Find every line in the records below that holds the word "series", and copy each one.

* * * * *

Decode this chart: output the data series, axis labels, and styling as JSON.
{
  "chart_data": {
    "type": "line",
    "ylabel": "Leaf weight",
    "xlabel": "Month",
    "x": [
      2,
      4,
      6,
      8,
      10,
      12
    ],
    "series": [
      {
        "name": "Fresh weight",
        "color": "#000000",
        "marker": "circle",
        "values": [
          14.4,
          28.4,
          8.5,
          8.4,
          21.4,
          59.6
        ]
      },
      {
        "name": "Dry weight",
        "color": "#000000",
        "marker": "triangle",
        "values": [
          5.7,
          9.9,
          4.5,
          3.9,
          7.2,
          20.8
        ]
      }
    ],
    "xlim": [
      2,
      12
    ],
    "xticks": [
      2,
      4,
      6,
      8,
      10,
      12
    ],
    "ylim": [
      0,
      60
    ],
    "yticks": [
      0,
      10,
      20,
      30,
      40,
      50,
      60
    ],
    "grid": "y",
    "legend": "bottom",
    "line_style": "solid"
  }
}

* * * * *

### EXERCISE RESPONSE:
Decode this chart: output the data series, axis labels, and styling as JSON.
    "series": [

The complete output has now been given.